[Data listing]
= = = =
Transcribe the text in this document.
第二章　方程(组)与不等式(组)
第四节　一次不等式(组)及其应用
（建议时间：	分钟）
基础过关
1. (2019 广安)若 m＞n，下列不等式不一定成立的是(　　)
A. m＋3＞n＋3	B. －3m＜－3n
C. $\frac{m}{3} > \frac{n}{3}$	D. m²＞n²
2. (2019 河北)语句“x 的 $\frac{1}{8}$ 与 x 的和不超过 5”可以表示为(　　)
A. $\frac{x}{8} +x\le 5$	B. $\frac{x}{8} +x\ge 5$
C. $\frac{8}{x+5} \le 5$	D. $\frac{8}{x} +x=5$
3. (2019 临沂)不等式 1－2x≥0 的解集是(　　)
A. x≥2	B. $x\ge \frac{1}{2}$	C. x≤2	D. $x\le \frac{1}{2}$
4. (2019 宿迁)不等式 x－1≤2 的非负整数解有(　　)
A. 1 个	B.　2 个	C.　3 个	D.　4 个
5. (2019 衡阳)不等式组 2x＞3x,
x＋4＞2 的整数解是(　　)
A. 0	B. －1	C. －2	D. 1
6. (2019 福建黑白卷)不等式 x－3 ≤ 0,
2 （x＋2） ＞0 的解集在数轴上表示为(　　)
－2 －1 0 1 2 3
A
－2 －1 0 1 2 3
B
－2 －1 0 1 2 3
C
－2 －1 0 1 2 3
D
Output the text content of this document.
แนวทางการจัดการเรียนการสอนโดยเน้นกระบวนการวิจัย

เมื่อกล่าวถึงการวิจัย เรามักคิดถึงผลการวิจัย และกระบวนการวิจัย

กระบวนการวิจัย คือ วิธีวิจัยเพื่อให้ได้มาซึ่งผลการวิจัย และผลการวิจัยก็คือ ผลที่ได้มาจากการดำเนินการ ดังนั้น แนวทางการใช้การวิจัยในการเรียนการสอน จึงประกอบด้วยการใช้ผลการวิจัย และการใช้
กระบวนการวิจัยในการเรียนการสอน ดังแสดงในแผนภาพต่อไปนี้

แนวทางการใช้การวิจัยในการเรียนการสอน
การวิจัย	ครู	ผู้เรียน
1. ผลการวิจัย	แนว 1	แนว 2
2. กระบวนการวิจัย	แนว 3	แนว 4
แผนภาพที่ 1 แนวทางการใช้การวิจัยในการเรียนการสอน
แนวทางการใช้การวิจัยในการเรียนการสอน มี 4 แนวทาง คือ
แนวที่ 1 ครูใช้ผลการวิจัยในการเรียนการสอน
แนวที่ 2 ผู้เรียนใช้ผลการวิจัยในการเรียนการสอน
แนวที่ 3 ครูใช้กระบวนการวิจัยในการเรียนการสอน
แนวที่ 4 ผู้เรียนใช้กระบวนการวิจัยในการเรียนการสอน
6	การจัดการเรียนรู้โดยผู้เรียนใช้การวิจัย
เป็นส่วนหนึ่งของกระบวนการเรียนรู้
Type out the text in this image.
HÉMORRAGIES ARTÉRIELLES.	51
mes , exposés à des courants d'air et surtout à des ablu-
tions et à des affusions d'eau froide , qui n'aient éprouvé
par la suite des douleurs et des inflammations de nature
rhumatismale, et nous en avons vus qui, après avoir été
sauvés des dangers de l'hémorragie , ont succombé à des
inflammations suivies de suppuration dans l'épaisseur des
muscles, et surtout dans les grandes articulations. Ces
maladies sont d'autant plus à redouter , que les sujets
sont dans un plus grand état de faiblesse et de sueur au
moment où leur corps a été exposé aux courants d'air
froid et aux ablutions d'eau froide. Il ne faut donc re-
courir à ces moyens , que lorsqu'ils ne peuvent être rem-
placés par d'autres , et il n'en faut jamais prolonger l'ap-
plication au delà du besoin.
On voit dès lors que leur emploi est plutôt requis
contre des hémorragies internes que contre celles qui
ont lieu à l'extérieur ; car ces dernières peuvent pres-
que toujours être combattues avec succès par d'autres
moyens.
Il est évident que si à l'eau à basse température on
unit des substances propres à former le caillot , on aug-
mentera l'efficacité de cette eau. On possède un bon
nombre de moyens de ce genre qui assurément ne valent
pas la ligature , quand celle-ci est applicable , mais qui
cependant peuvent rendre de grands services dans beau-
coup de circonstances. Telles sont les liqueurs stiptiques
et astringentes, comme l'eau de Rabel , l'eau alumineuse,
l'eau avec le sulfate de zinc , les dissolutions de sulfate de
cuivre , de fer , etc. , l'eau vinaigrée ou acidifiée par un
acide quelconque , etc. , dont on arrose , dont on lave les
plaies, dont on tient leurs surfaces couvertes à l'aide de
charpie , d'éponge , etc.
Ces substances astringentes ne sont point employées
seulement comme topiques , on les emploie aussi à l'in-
= = = =
STATED TASK
Give the material above again, word for word.

FULL SOLUTION
Transcribe the text in this document.
第二章　方程(组)与不等式(组)
第四节　一次不等式(组)及其应用
（建议时间：	分钟）
基础过关
1. (2019 广安)若 m＞n，下列不等式不一定成立的是(　　)
A. m＋3＞n＋3	B. －3m＜－3n
C. $\frac{m}{3} > \frac{n}{3}$	D. m²＞n²
2. (2019 河北)语句“x 的 $\frac{1}{8}$ 与 x 的和不超过 5”可以表示为(　　)
A. $\frac{x}{8} +x\le 5$	B. $\frac{x}{8} +x\ge 5$
C. $\frac{8}{x+5} \le 5$	D. $\frac{8}{x} +x=5$
3. (2019 临沂)不等式 1－2x≥0 的解集是(　　)
A. x≥2	B. $x\ge \frac{1}{2}$	C. x≤2	D. $x\le \frac{1}{2}$
4. (2019 宿迁)不等式 x－1≤2 的非负整数解有(　　)
A. 1 个	B.　2 个	C.　3 个	D.　4 个
5. (2019 衡阳)不等式组 2x＞3x,
x＋4＞2 的整数解是(　　)
A. 0	B. －1	C. －2	D. 1
6. (2019 福建黑白卷)不等式 x－3 ≤ 0,
2 （x＋2） ＞0 的解集在数轴上表示为(　　)
－2 －1 0 1 2 3
A
－2 －1 0 1 2 3
B
－2 －1 0 1 2 3
C
－2 －1 0 1 2 3
D
Output the text content of this document.
แนวทางการจัดการเรียนการสอนโดยเน้นกระบวนการวิจัย

เมื่อกล่าวถึงการวิจัย เรามักคิดถึงผลการวิจัย และกระบวนการวิจัย

กระบวนการวิจัย คือ วิธีวิจัยเพื่อให้ได้มาซึ่งผลการวิจัย และผลการวิจัยก็คือ ผลที่ได้มาจากการดำเนินการ ดังนั้น แนวทางการใช้การวิจัยในการเรียนการสอน จึงประกอบด้วยการใช้ผลการวิจัย และการใช้
กระบวนการวิจัยในการเรียนการสอน ดังแสดงในแผนภาพต่อไปนี้

แนวทางการใช้การวิจัยในการเรียนการสอน
การวิจัย	ครู	ผู้เรียน
1. ผลการวิจัย	แนว 1	แนว 2
2. กระบวนการวิจัย	แนว 3	แนว 4
แผนภาพที่ 1 แนวทางการใช้การวิจัยในการเรียนการสอน
แนวทางการใช้การวิจัยในการเรียนการสอน มี 4 แนวทาง คือ
แนวที่ 1 ครูใช้ผลการวิจัยในการเรียนการสอน
แนวที่ 2 ผู้เรียนใช้ผลการวิจัยในการเรียนการสอน
แนวที่ 3 ครูใช้กระบวนการวิจัยในการเรียนการสอน
แนวที่ 4 ผู้เรียนใช้กระบวนการวิจัยในการเรียนการสอน
6	การจัดการเรียนรู้โดยผู้เรียนใช้การวิจัย
เป็นส่วนหนึ่งของกระบวนการเรียนรู้
Type out the text in this image.
HÉMORRAGIES ARTÉRIELLES.	51
mes , exposés à des courants d'air et surtout à des ablu-
tions et à des affusions d'eau froide , qui n'aient éprouvé
par la suite des douleurs et des inflammations de nature
rhumatismale, et nous en avons vus qui, après avoir été
sauvés des dangers de l'hémorragie , ont succombé à des
inflammations suivies de suppuration dans l'épaisseur des
muscles, et surtout dans les grandes articulations. Ces
maladies sont d'autant plus à redouter , que les sujets
sont dans un plus grand état de faiblesse et de sueur au
moment où leur corps a été exposé aux courants d'air
froid et aux ablutions d'eau froide. Il ne faut donc re-
courir à ces moyens , que lorsqu'ils ne peuvent être rem-
placés par d'autres , et il n'en faut jamais prolonger l'ap-
plication au delà du besoin.
On voit dès lors que leur emploi est plutôt requis
contre des hémorragies internes que contre celles qui
ont lieu à l'extérieur ; car ces dernières peuvent pres-
que toujours être combattues avec succès par d'autres
moyens.
Il est évident que si à l'eau à basse température on
unit des substances propres à former le caillot , on aug-
mentera l'efficacité de cette eau. On possède un bon
nombre de moyens de ce genre qui assurément ne valent
pas la ligature , quand celle-ci est applicable , mais qui
cependant peuvent rendre de grands services dans beau-
coup de circonstances. Telles sont les liqueurs stiptiques
et astringentes, comme l'eau de Rabel , l'eau alumineuse,
l'eau avec le sulfate de zinc , les dissolutions de sulfate de
cuivre , de fer , etc. , l'eau vinaigrée ou acidifiée par un
acide quelconque , etc. , dont on arrose , dont on lave les
plaies, dont on tient leurs surfaces couvertes à l'aide de
charpie , d'éponge , etc.
Ces substances astringentes ne sont point employées
seulement comme topiques , on les emploie aussi à l'in-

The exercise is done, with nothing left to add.